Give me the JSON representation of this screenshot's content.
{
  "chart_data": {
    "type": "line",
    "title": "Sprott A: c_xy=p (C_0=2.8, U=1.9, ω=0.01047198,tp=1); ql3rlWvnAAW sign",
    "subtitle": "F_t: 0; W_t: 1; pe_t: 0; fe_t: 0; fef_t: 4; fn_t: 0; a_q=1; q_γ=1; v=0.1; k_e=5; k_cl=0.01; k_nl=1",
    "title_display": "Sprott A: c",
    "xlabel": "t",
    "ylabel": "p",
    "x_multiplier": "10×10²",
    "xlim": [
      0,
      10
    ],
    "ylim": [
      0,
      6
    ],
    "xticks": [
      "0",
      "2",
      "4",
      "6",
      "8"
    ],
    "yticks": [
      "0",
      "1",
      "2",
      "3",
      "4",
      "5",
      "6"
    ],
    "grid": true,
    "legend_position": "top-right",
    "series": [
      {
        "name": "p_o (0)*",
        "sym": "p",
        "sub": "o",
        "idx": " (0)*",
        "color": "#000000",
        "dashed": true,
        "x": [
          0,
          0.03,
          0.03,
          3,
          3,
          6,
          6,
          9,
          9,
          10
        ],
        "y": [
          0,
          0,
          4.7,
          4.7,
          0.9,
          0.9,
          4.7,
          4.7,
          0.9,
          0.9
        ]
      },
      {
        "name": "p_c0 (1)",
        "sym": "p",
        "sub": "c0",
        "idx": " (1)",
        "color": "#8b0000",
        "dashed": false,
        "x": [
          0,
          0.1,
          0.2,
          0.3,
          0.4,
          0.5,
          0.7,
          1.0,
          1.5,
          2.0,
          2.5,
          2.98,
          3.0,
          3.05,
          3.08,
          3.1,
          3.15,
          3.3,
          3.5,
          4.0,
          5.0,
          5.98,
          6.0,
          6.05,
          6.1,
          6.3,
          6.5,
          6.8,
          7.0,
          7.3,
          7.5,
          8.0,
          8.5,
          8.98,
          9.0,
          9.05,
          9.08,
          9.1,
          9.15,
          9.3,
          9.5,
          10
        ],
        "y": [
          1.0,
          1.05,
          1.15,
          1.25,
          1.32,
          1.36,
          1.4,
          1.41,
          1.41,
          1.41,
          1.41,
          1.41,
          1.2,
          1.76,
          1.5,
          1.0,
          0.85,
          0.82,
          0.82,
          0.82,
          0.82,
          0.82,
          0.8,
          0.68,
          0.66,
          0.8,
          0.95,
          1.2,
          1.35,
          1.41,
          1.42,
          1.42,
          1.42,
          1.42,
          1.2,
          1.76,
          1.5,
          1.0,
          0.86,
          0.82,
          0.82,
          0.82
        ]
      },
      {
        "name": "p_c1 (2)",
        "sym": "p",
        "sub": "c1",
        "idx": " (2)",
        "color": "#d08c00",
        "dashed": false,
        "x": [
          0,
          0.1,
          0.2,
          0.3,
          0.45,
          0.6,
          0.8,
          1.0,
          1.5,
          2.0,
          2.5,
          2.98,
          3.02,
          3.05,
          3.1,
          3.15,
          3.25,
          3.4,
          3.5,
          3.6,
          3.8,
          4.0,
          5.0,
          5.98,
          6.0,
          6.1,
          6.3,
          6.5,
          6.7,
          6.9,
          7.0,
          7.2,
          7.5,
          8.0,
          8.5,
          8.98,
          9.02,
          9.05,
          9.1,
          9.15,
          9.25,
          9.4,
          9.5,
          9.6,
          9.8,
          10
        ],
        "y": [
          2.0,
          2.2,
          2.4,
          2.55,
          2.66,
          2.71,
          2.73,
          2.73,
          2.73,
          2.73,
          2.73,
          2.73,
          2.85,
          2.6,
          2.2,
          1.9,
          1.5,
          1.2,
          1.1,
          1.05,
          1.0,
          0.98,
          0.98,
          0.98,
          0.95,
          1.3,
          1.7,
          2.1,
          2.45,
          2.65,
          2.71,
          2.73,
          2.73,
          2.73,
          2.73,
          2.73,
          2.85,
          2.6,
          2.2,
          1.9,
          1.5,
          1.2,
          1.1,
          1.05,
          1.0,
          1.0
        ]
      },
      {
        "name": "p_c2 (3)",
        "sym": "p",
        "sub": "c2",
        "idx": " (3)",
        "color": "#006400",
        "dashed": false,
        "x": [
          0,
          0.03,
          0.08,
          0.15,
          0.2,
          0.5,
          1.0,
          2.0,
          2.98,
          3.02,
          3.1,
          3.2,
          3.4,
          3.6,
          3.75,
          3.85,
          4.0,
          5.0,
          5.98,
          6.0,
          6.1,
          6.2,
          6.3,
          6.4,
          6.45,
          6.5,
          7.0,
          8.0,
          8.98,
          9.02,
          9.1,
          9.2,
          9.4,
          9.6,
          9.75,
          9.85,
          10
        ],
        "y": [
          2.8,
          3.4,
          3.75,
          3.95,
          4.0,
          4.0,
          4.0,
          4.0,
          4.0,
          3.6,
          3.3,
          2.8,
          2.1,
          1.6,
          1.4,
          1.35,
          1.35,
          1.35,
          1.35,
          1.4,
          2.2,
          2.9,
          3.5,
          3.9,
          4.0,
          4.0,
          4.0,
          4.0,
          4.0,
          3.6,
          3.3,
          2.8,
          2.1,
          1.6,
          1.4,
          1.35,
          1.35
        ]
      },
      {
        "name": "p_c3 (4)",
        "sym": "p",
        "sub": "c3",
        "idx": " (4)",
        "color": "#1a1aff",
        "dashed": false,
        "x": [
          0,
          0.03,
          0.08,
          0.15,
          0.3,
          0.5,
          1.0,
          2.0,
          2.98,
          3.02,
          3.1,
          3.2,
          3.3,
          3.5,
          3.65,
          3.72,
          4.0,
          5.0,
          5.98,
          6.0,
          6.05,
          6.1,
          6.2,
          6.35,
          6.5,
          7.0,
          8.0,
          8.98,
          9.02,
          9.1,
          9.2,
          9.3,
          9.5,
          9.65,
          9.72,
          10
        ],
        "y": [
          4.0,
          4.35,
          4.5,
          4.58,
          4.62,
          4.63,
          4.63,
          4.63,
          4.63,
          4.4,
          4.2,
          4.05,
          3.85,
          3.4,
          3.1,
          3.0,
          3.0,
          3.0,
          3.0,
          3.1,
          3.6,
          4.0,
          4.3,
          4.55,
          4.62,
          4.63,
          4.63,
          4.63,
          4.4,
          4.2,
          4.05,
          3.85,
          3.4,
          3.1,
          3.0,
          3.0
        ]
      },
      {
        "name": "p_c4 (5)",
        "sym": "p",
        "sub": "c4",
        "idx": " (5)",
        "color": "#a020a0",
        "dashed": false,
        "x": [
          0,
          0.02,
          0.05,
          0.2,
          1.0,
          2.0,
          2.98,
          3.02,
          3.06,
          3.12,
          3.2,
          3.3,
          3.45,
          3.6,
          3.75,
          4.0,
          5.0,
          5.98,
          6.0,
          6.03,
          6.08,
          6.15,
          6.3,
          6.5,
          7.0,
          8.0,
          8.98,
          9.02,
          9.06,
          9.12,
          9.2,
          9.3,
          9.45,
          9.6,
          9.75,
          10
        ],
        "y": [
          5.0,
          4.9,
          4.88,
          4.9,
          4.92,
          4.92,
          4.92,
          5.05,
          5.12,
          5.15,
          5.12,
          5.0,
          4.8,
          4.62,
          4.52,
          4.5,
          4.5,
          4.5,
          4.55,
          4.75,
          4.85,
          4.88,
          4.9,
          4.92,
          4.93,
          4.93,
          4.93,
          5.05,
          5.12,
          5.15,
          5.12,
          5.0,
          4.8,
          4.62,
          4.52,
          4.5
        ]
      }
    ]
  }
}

* **STATED GOAL**: Report only how many lines in the listing contain the string "color".

* **FULL SOLUTION**: 6